* _What is required_
Print the listing below in its entirety, character for character.

* _Records for this exercise_
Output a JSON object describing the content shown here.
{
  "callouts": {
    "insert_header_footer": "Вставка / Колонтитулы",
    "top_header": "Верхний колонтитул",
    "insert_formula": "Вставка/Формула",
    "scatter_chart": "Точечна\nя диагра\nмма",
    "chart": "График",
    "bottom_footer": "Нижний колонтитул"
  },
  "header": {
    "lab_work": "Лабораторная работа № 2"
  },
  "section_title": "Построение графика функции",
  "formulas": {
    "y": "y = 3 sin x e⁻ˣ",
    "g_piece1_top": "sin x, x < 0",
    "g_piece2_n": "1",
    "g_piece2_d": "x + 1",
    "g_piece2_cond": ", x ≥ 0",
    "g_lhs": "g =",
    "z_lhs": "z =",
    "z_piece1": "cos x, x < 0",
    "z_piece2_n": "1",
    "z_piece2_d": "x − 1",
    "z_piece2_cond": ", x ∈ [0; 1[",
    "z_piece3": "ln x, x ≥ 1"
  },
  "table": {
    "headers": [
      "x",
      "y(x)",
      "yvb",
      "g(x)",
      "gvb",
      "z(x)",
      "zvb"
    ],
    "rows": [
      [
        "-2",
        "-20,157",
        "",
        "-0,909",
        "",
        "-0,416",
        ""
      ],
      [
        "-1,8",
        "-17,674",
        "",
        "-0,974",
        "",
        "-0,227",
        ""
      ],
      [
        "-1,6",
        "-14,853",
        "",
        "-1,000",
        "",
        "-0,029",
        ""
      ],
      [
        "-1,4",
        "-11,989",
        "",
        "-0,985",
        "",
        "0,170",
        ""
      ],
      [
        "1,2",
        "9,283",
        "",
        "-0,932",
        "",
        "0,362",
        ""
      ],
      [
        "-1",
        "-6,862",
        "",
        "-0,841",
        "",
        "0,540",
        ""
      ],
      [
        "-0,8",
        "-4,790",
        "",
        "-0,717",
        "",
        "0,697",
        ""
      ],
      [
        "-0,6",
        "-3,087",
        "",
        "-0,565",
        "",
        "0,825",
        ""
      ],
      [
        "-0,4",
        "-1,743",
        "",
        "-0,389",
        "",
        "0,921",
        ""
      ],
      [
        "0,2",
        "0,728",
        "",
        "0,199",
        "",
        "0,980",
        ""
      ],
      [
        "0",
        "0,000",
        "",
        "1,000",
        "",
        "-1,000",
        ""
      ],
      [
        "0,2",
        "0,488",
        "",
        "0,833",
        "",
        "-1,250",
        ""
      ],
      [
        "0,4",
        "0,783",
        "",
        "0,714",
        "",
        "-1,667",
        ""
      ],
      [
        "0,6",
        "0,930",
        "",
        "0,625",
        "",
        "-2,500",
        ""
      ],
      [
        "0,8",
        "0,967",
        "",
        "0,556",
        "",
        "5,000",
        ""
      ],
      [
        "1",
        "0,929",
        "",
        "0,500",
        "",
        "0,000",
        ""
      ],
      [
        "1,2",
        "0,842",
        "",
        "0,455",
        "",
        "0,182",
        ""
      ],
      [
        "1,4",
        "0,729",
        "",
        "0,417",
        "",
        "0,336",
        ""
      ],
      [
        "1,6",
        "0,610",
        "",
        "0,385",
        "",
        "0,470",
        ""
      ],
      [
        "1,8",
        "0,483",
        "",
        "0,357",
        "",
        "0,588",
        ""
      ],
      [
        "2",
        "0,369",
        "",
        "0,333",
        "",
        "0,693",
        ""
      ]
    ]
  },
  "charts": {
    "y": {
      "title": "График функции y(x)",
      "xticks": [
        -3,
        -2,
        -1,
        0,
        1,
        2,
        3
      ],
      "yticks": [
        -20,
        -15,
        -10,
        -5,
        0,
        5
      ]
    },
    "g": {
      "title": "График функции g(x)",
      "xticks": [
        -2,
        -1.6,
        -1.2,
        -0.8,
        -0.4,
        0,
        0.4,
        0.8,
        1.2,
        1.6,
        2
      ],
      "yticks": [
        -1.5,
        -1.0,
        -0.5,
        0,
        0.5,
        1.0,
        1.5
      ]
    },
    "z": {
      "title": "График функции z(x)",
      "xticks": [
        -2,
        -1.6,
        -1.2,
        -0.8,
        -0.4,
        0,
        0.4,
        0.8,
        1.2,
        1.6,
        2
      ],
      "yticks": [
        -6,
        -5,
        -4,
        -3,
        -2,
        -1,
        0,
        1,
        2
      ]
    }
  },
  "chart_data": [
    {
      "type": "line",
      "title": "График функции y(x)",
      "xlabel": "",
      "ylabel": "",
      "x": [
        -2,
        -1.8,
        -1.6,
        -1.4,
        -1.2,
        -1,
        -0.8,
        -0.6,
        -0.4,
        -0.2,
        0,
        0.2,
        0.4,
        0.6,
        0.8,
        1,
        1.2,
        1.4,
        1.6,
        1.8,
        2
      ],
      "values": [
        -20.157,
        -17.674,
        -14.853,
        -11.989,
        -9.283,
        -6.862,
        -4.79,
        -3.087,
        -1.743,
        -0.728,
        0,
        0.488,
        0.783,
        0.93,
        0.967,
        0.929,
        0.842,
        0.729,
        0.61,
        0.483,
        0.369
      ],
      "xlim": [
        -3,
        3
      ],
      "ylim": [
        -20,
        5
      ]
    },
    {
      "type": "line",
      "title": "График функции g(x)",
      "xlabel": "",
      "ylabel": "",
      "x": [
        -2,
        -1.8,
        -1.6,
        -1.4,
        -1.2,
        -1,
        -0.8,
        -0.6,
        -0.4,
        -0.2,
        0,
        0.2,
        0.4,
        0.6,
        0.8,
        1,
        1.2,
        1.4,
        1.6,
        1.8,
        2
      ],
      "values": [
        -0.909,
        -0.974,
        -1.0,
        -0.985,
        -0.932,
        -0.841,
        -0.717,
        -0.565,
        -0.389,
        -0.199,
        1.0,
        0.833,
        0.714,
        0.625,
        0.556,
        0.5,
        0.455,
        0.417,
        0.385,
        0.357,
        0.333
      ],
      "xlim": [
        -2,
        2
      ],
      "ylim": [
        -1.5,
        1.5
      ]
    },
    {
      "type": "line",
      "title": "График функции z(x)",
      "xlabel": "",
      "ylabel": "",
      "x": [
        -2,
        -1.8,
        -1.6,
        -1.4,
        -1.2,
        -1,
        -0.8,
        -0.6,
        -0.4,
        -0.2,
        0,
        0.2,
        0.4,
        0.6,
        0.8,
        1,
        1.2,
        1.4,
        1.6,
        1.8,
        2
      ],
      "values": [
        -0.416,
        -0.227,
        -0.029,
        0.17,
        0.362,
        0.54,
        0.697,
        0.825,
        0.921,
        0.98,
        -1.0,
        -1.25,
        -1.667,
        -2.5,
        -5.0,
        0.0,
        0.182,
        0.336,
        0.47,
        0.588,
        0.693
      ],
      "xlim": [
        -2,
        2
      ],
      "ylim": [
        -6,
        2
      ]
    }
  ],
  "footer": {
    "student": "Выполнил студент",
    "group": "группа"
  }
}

* _The solution_
Output a JSON object describing the content shown here.
{
  "callouts": {
    "insert_header_footer": "Вставка / Колонтитулы",
    "top_header": "Верхний колонтитул",
    "insert_formula": "Вставка/Формула",
    "scatter_chart": "Точечна\nя диагра\nмма",
    "chart": "График",
    "bottom_footer": "Нижний колонтитул"
  },
  "header": {
    "lab_work": "Лабораторная работа № 2"
  },
  "section_title": "Построение графика функции",
  "formulas": {
    "y": "y = 3 sin x e⁻ˣ",
    "g_piece1_top": "sin x, x < 0",
    "g_piece2_n": "1",
    "g_piece2_d": "x + 1",
    "g_piece2_cond": ", x ≥ 0",
    "g_lhs": "g =",
    "z_lhs": "z =",
    "z_piece1": "cos x, x < 0",
    "z_piece2_n": "1",
    "z_piece2_d": "x − 1",
    "z_piece2_cond": ", x ∈ [0; 1[",
    "z_piece3": "ln x, x ≥ 1"
  },
  "table": {
    "headers": [
      "x",
      "y(x)",
      "yvb",
      "g(x)",
      "gvb",
      "z(x)",
      "zvb"
    ],
    "rows": [
      [
        "-2",
        "-20,157",
        "",
        "-0,909",
        "",
        "-0,416",
        ""
      ],
      [
        "-1,8",
        "-17,674",
        "",
        "-0,974",
        "",
        "-0,227",
        ""
      ],
      [
        "-1,6",
        "-14,853",
        "",
        "-1,000",
        "",
        "-0,029",
        ""
      ],
      [
        "-1,4",
        "-11,989",
        "",
        "-0,985",
        "",
        "0,170",
        ""
      ],
      [
        "1,2",
        "9,283",
        "",
        "-0,932",
        "",
        "0,362",
        ""
      ],
      [
        "-1",
        "-6,862",
        "",
        "-0,841",
        "",
        "0,540",
        ""
      ],
      [
        "-0,8",
        "-4,790",
        "",
        "-0,717",
        "",
        "0,697",
        ""
      ],
      [
        "-0,6",
        "-3,087",
        "",
        "-0,565",
        "",
        "0,825",
        ""
      ],
      [
        "-0,4",
        "-1,743",
        "",
        "-0,389",
        "",
        "0,921",
        ""
      ],
      [
        "0,2",
        "0,728",
        "",
        "0,199",
        "",
        "0,980",
        ""
      ],
      [
        "0",
        "0,000",
        "",
        "1,000",
        "",
        "-1,000",
        ""
      ],
      [
        "0,2",
        "0,488",
        "",
        "0,833",
        "",
        "-1,250",
        ""
      ],
      [
        "0,4",
        "0,783",
        "",
        "0,714",
        "",
        "-1,667",
        ""
      ],
      [
        "0,6",
        "0,930",
        "",
        "0,625",
        "",
        "-2,500",
        ""
      ],
      [
        "0,8",
        "0,967",
        "",
        "0,556",
        "",
        "5,000",
        ""
      ],
      [
        "1",
        "0,929",
        "",
        "0,500",
        "",
        "0,000",
        ""
      ],
      [
        "1,2",
        "0,842",
        "",
        "0,455",
        "",
        "0,182",
        ""
      ],
      [
        "1,4",
        "0,729",
        "",
        "0,417",
        "",
        "0,336",
        ""
      ],
      [
        "1,6",
        "0,610",
        "",
        "0,385",
        "",
        "0,470",
        ""
      ],
      [
        "1,8",
        "0,483",
        "",
        "0,357",
        "",
        "0,588",
        ""
      ],
      [
        "2",
        "0,369",
        "",
        "0,333",
        "",
        "0,693",
        ""
      ]
    ]
  },
  "charts": {
    "y": {
      "title": "График функции y(x)",
      "xticks": [
        -3,
        -2,
        -1,
        0,
        1,
        2,
        3
      ],
      "yticks": [
        -20,
        -15,
        -10,
        -5,
        0,
        5
      ]
    },
    "g": {
      "title": "График функции g(x)",
      "xticks": [
        -2,
        -1.6,
        -1.2,
        -0.8,
        -0.4,
        0,
        0.4,
        0.8,
        1.2,
        1.6,
        2
      ],
      "yticks": [
        -1.5,
        -1.0,
        -0.5,
        0,
        0.5,
        1.0,
        1.5
      ]
    },
    "z": {
      "title": "График функции z(x)",
      "xticks": [
        -2,
        -1.6,
        -1.2,
        -0.8,
        -0.4,
        0,
        0.4,
        0.8,
        1.2,
        1.6,
        2
      ],
      "yticks": [
        -6,
        -5,
        -4,
        -3,
        -2,
        -1,
        0,
        1,
        2
      ]
    }
  },
  "chart_data": [
    {
      "type": "line",
      "title": "График функции y(x)",
      "xlabel": "",
      "ylabel": "",
      "x": [
        -2,
        -1.8,
        -1.6,
        -1.4,
        -1.2,
        -1,
        -0.8,
        -0.6,
        -0.4,
        -0.2,
        0,
        0.2,
        0.4,
        0.6,
        0.8,
        1,
        1.2,
        1.4,
        1.6,
        1.8,
        2
      ],
      "values": [
        -20.157,
        -17.674,
        -14.853,
        -11.989,
        -9.283,
        -6.862,
        -4.79,
        -3.087,
        -1.743,
        -0.728,
        0,
        0.488,
        0.783,
        0.93,
        0.967,
        0.929,
        0.842,
        0.729,
        0.61,
        0.483,
        0.369
      ],
      "xlim": [
        -3,
        3
      ],
      "ylim": [
        -20,
        5
      ]
    },
    {
      "type": "line",
      "title": "График функции g(x)",
      "xlabel": "",
      "ylabel": "",
      "x": [
        -2,
        -1.8,
        -1.6,
        -1.4,
        -1.2,
        -1,
        -0.8,
        -0.6,
        -0.4,
        -0.2,
        0,
        0.2,
        0.4,
        0.6,
        0.8,
        1,
        1.2,
        1.4,
        1.6,
        1.8,
        2
      ],
      "values": [
        -0.909,
        -0.974,
        -1.0,
        -0.985,
        -0.932,
        -0.841,
        -0.717,
        -0.565,
        -0.389,
        -0.199,
        1.0,
        0.833,
        0.714,
        0.625,
        0.556,
        0.5,
        0.455,
        0.417,
        0.385,
        0.357,
        0.333
      ],
      "xlim": [
        -2,
        2
      ],
      "ylim": [
        -1.5,
        1.5
      ]
    },
    {
      "type": "line",
      "title": "График функции z(x)",
      "xlabel": "",
      "ylabel": "",
      "x": [
        -2,
        -1.8,
        -1.6,
        -1.4,
        -1.2,
        -1,
        -0.8,
        -0.6,
        -0.4,
        -0.2,
        0,
        0.2,
        0.4,
        0.6,
        0.8,
        1,
        1.2,
        1.4,
        1.6,
        1.8,
        2
      ],
      "values": [
        -0.416,
        -0.227,
        -0.029,
        0.17,
        0.362,
        0.54,
        0.697,
        0.825,
        0.921,
        0.98,
        -1.0,
        -1.25,
        -1.667,
        -2.5,
        -5.0,
        0.0,
        0.182,
        0.336,
        0.47,
        0.588,
        0.693
      ],
      "xlim": [
        -2,
        2
      ],
      "ylim": [
        -6,
        2
      ]
    }
  ],
  "footer": {
    "student": "Выполнил студент",
    "group": "группа"
  }
}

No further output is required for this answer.